Your objective
Answer the following from the forum thread below, one answer per line:
(a) On what date were tickets said to go on general sale?
(b) In what month is the concert?
(c) Which site does one poster set as the FireFox homepage?
*** Opening of Passage shown ***
BonosBaby12
ONE love, blood, life
I had heard that that 3-30 would be the day that the tickets go on general sale. If that hasn't changed than presale would be starting next Tuesday on the 24th.
I'm going to wait until I have tickets, then go from there.
I'm going to wait until I have tickets, then go from there.
imo it's totally worth it. and if you know people I'm sure they won't mind you leaving to go to the bathroom and stuff, presumably they'd need to do that too but yeah I think as long as you're nice to the people around you and not gone for 6 hours (agreed, what the hell is that about, I was at the Cleveland show and that was some bullshit) then you're cool. That's what I'm hoping anyway.
The main thing is making sure you don't have to go the bathroom once you're by the stage...no way you're gonna be able to leave and get back then it wasn't a problem for me last time though so I'm not too worried about it
we should tally up how many of us are going ... looks like a ton!
I had heard that that 3-30 would be the day that the tickets go on general sale. If that hasn't changed than presale would be starting next Tuesday on the 24th.
Thanks for the reminder about it being 10 a.m. Chicago time. That means 9 a.m. on the east coast.
Ladies and gentlemen, we have almost a week 'til tickets go on sale.
I've got a checklist for my purchasing:
- set FireFox homepage to U2.com
- personal presale access code written in size 42 comic sans font, gigantic expo marker, and on a ripped piece of notebook paper-- taped onto my computer
- calendar checklist, days and hours countdown
- memorize U2 lyrics and begin prepping for GA meltdown..
The concert is in September and I'm already sweating bullets.... fearing that my entire experience will be jinxed.
.... I've been told that I get excited way too easily and that my hopes come crashing down FAST because of that.
Hopefully our Blue Crack Anonymous meeting will be successful at Soldier Field.
Umm...I think you mean 11 a.m. on the east coast (including Ohio time).
- personal presale access code written in size 42 comic sans font, gigantic expo marker, and on a ripped piece of notebook paper-- taped onto my computer
yep, all over this one too.
i say we meet up at the big yellow joint.
Don't mind me and my aggravation. It has been a supremely bad week. Carry on!
As much as I'd like to say "Fuck it!", and book a room and flight, I can't justify doing that right now and not continuing to help out with bills and stuff. I also have school to pay for.
*** Close of Passage shown ***
*** Opening of Material shown ***
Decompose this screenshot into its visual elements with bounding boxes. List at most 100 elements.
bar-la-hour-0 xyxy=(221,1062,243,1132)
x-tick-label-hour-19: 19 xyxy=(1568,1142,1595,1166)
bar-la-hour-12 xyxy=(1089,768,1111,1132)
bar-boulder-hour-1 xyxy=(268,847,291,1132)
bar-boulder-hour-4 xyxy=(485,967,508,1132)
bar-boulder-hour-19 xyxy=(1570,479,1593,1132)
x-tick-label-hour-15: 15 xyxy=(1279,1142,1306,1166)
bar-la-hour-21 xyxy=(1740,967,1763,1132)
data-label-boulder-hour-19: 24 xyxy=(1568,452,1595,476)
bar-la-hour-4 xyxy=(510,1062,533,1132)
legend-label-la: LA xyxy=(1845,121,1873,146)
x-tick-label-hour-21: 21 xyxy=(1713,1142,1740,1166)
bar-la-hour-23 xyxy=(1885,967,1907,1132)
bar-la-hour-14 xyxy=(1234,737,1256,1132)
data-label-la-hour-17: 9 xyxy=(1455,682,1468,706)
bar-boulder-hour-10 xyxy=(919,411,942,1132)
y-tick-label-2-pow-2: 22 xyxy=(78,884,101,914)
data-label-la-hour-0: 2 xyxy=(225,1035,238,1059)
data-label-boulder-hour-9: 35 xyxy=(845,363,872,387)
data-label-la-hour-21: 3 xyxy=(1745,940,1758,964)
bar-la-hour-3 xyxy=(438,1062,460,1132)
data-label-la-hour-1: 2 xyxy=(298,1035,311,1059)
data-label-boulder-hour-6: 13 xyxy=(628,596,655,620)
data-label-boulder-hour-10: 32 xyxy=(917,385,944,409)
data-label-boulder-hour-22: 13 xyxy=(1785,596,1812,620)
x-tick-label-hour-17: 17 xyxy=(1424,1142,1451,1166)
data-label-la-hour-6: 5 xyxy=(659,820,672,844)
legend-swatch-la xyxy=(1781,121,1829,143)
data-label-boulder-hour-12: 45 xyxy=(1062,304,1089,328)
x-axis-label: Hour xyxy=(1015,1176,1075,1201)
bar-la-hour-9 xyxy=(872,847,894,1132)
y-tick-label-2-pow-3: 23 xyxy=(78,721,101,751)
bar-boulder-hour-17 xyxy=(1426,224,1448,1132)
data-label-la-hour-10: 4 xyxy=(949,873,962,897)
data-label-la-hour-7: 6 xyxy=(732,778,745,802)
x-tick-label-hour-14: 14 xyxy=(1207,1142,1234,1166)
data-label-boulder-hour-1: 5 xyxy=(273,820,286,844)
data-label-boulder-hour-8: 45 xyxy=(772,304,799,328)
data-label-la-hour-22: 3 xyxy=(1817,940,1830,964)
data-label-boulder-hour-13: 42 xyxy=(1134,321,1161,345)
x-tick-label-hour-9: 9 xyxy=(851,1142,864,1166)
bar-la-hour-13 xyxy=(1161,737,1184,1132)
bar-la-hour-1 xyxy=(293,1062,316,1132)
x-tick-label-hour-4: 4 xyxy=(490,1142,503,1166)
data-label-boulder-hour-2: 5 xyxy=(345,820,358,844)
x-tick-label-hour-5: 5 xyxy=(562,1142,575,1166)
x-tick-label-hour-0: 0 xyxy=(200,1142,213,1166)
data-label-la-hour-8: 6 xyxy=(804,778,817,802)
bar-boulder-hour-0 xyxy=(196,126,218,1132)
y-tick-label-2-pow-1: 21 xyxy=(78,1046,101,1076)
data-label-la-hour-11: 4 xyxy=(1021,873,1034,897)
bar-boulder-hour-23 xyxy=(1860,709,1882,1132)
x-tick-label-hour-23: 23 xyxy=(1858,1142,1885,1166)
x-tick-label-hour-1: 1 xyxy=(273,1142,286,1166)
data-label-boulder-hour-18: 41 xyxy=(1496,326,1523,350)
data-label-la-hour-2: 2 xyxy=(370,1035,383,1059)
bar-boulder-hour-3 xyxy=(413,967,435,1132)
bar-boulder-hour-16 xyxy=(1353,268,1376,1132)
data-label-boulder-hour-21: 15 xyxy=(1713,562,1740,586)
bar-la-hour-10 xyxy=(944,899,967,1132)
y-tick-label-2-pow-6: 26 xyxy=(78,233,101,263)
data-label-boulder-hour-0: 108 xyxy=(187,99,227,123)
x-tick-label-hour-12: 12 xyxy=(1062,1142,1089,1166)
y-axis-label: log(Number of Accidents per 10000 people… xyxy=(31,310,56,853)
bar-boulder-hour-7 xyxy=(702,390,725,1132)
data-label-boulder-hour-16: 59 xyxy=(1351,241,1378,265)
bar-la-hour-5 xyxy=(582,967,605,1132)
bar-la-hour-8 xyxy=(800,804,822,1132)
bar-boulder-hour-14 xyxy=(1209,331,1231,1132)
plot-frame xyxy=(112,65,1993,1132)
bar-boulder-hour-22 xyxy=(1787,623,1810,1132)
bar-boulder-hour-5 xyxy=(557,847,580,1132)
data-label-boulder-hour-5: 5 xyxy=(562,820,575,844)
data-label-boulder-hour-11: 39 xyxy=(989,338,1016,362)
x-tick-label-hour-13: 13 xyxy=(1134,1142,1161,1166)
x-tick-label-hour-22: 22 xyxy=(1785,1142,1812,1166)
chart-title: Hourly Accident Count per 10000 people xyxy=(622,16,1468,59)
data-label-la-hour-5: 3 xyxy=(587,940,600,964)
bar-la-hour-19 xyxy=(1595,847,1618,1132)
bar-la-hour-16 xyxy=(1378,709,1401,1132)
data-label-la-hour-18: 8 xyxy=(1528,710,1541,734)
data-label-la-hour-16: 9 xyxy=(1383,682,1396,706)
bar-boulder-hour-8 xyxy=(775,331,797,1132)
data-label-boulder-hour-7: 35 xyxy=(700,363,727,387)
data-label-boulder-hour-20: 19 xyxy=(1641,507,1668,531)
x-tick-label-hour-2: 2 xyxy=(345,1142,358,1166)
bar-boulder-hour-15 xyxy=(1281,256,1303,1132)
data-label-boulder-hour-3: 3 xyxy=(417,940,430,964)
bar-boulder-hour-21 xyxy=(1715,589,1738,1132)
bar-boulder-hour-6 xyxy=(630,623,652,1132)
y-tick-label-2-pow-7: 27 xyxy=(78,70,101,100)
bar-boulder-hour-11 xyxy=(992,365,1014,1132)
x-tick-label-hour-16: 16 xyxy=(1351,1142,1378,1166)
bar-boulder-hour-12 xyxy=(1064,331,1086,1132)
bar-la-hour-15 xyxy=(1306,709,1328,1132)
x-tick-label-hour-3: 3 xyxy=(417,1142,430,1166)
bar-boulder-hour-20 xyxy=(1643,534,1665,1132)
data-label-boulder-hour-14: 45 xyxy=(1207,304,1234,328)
*** Close of Material shown ***
Answer to the exercise
(a) 3-30
(b) September
(c) U2.com